* Start Data section *

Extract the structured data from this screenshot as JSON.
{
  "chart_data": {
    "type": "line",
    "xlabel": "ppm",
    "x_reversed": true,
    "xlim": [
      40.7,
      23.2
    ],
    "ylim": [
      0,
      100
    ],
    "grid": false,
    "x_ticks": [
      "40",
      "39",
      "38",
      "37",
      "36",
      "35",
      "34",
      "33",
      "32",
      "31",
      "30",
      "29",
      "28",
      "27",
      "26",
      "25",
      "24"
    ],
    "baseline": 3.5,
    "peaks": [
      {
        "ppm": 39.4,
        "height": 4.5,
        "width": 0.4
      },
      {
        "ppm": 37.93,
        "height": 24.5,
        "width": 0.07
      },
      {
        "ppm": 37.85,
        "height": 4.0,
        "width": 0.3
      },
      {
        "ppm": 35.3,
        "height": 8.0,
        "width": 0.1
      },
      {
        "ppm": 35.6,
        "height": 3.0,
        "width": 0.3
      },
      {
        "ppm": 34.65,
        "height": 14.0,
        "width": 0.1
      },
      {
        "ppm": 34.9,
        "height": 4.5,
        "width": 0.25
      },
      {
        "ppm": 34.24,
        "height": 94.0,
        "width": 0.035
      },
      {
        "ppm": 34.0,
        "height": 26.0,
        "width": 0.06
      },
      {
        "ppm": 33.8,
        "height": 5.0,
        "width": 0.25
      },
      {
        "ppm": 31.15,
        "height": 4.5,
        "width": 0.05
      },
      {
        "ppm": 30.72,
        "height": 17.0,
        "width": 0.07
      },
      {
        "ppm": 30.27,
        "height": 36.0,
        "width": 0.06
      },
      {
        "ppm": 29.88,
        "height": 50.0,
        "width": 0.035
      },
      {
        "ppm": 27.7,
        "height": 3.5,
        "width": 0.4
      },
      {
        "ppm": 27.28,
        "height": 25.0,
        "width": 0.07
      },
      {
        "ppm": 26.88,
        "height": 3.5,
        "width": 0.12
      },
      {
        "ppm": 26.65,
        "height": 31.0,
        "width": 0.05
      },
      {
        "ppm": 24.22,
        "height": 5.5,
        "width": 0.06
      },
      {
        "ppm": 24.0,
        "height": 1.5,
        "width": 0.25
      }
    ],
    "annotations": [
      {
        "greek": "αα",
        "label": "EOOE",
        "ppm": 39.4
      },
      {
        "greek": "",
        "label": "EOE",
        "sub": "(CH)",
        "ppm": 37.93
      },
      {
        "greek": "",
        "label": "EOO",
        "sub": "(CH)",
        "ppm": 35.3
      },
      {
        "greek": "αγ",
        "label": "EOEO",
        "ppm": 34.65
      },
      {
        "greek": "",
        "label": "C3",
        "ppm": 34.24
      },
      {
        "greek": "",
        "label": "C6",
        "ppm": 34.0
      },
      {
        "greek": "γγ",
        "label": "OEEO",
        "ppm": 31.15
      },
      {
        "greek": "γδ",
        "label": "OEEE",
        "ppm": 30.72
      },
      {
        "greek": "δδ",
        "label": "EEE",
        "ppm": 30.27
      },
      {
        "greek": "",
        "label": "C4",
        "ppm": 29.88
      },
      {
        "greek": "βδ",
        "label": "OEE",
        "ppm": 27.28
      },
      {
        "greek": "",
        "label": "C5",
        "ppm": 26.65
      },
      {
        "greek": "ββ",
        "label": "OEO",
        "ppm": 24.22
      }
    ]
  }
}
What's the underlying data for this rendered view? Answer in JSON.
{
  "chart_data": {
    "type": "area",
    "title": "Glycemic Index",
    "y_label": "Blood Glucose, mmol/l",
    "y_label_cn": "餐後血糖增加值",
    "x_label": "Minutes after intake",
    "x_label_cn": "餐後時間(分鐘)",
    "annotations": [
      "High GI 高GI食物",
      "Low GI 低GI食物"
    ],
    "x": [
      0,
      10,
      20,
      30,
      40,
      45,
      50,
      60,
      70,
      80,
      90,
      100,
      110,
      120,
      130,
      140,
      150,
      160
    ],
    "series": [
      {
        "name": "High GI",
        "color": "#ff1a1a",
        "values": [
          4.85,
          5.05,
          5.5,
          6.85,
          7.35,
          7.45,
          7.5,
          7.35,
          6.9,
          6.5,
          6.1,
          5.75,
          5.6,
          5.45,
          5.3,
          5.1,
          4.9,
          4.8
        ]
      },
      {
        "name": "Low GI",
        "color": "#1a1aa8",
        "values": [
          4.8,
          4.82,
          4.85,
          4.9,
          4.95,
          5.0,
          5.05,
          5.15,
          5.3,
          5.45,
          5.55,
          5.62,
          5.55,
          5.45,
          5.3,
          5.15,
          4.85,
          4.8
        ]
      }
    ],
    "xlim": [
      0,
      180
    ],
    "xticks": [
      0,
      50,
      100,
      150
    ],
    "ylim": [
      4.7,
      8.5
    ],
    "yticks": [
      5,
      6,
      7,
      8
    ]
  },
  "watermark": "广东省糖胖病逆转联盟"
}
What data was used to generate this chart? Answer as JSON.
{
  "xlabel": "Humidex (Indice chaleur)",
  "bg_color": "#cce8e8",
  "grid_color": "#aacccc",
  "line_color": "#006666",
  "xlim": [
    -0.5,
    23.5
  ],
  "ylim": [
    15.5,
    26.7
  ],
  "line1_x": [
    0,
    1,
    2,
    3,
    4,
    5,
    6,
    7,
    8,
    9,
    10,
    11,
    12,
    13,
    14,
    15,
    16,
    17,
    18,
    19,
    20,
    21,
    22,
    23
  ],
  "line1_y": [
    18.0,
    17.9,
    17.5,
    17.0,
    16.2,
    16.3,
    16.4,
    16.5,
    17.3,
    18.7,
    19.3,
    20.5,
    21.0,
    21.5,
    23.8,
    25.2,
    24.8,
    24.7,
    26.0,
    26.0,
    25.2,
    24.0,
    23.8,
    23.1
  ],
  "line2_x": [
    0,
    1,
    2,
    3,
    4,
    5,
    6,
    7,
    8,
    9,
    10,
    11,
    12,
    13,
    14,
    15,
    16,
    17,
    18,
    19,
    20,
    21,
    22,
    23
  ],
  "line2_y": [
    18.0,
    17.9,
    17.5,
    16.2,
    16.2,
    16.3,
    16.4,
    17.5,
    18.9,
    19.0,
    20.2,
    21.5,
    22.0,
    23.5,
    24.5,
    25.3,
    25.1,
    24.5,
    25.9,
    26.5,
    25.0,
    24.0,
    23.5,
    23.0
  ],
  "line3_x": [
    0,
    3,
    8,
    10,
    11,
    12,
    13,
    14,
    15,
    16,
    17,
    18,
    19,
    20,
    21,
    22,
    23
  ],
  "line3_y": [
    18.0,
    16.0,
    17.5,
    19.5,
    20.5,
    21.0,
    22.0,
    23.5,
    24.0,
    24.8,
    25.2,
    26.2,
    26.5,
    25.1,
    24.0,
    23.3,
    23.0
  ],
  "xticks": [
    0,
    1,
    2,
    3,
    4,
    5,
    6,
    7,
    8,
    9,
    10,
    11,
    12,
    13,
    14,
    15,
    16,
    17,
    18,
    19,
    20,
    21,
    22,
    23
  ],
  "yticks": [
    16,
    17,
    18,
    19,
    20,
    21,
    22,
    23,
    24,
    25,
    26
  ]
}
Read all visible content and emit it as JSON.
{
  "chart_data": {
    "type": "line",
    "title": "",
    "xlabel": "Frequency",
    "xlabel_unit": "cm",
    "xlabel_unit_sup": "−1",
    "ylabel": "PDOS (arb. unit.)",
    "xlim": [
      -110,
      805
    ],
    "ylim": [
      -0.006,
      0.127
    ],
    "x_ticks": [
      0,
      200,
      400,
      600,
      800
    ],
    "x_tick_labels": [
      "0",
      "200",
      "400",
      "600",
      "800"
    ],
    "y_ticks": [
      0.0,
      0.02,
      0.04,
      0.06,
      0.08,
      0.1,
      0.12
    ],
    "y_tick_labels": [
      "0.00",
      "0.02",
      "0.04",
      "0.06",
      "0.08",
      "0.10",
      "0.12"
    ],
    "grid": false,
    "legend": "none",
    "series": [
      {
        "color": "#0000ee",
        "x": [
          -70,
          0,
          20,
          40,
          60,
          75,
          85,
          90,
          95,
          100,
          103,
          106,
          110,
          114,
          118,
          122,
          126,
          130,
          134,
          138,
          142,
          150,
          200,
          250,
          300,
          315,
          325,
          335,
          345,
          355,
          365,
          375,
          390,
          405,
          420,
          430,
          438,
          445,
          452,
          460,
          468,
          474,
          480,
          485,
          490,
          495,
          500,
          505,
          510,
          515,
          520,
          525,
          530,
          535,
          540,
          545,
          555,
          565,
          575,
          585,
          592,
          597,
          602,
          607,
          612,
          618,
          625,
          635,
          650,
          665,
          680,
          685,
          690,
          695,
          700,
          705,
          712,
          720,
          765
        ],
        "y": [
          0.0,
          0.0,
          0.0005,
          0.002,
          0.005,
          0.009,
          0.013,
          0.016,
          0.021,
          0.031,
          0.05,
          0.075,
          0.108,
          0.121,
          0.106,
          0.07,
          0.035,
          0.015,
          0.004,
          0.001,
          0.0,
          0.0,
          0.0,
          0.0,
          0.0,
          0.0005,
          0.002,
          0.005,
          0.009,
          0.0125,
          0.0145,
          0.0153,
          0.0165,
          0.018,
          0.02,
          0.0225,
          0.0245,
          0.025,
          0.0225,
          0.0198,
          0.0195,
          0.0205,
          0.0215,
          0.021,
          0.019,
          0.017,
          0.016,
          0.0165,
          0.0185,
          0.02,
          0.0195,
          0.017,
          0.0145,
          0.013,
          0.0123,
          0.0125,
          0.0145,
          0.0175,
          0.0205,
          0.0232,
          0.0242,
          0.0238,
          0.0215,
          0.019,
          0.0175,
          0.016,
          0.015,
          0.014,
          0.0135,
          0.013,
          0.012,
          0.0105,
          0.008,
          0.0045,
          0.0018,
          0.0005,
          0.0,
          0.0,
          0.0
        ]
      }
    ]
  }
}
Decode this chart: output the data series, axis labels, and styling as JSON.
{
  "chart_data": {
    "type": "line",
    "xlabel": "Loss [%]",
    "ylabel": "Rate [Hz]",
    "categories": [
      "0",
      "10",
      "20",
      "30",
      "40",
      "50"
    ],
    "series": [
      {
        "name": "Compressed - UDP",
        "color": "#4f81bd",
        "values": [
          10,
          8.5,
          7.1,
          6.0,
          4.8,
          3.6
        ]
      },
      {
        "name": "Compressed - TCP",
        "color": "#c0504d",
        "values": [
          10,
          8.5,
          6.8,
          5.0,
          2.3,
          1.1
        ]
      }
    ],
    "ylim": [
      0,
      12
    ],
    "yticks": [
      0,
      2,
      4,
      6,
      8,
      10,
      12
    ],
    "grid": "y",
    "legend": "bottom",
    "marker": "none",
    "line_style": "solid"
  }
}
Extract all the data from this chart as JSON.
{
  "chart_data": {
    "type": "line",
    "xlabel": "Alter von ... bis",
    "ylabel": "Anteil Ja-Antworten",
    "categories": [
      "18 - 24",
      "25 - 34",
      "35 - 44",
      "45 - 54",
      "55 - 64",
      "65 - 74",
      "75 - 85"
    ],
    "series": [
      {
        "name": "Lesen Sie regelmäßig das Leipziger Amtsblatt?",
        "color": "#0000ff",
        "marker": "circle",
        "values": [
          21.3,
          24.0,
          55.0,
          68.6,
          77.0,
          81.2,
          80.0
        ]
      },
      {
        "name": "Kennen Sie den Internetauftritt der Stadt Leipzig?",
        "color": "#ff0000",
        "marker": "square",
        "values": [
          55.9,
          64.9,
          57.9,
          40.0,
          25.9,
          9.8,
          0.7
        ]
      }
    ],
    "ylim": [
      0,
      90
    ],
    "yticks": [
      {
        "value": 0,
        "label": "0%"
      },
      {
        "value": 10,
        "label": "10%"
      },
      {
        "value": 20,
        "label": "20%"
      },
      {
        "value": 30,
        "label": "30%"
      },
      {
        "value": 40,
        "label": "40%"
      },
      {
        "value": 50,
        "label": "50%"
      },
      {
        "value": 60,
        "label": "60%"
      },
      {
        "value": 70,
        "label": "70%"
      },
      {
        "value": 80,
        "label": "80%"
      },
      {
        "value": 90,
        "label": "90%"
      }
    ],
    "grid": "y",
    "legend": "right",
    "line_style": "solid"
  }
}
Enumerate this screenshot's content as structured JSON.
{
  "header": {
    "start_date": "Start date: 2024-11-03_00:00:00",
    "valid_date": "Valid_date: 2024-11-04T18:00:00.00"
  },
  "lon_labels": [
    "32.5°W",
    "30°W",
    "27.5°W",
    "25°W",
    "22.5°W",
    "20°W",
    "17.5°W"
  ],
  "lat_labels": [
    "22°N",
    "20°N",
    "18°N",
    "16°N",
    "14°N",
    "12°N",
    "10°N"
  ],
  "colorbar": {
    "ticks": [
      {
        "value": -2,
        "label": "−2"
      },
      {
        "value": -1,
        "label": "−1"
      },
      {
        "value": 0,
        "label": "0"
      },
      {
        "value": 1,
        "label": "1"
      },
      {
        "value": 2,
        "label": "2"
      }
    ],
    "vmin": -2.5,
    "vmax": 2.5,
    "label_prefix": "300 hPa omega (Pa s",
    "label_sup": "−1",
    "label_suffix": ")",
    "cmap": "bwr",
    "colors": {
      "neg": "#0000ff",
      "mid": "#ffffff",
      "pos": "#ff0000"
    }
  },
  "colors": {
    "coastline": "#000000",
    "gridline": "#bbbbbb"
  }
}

* End Data section *

Brief. Single out each line of the records above with the string "screenshot" in it, and copy it.

Answer to this exercise.
Extract the structured data from this screenshot as JSON.
Enumerate this screenshot's content as structured JSON.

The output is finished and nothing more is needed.